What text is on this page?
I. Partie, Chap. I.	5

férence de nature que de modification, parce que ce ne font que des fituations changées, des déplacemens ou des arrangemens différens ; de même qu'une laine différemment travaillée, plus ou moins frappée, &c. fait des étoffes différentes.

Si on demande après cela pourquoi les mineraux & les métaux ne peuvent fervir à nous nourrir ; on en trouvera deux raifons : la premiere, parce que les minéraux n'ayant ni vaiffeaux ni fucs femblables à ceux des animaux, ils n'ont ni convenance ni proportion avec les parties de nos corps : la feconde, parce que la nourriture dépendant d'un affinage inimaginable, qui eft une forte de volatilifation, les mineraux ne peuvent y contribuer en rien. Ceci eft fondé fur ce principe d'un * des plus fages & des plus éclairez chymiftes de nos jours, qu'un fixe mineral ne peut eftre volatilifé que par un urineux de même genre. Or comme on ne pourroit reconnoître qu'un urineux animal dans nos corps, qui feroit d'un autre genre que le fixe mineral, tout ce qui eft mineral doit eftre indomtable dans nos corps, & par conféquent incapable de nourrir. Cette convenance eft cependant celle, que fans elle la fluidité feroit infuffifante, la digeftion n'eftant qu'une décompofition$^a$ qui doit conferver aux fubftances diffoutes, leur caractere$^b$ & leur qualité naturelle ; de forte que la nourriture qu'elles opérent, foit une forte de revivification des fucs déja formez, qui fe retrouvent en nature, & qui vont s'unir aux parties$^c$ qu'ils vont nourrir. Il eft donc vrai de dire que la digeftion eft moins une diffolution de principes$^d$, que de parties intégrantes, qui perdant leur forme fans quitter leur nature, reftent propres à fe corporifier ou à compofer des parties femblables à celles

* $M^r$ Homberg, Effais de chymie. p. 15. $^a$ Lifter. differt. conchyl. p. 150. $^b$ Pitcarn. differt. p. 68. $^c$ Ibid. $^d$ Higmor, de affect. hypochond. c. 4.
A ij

THE TASK - Write the entire listing out again, word for word.

SOLUTION -
What text is on this page?
I. Partie, Chap. I.	5

férence de nature que de modification, parce que ce ne font que des fituations changées, des déplacemens ou des arrangemens différens ; de même qu'une laine différemment travaillée, plus ou moins frappée, &c. fait des étoffes différentes.

Si on demande après cela pourquoi les mineraux & les métaux ne peuvent fervir à nous nourrir ; on en trouvera deux raifons : la premiere, parce que les minéraux n'ayant ni vaiffeaux ni fucs femblables à ceux des animaux, ils n'ont ni convenance ni proportion avec les parties de nos corps : la feconde, parce que la nourriture dépendant d'un affinage inimaginable, qui eft une forte de volatilifation, les mineraux ne peuvent y contribuer en rien. Ceci eft fondé fur ce principe d'un * des plus fages & des plus éclairez chymiftes de nos jours, qu'un fixe mineral ne peut eftre volatilifé que par un urineux de même genre. Or comme on ne pourroit reconnoître qu'un urineux animal dans nos corps, qui feroit d'un autre genre que le fixe mineral, tout ce qui eft mineral doit eftre indomtable dans nos corps, & par conféquent incapable de nourrir. Cette convenance eft cependant celle, que fans elle la fluidité feroit infuffifante, la digeftion n'eftant qu'une décompofition$^a$ qui doit conferver aux fubftances diffoutes, leur caractere$^b$ & leur qualité naturelle ; de forte que la nourriture qu'elles opérent, foit une forte de revivification des fucs déja formez, qui fe retrouvent en nature, & qui vont s'unir aux parties$^c$ qu'ils vont nourrir. Il eft donc vrai de dire que la digeftion eft moins une diffolution de principes$^d$, que de parties intégrantes, qui perdant leur forme fans quitter leur nature, reftent propres à fe corporifier ou à compofer des parties femblables à celles

* $M^r$ Homberg, Effais de chymie. p. 15. $^a$ Lifter. differt. conchyl. p. 150. $^b$ Pitcarn. differt. p. 68. $^c$ Ibid. $^d$ Higmor, de affect. hypochond. c. 4.
A ij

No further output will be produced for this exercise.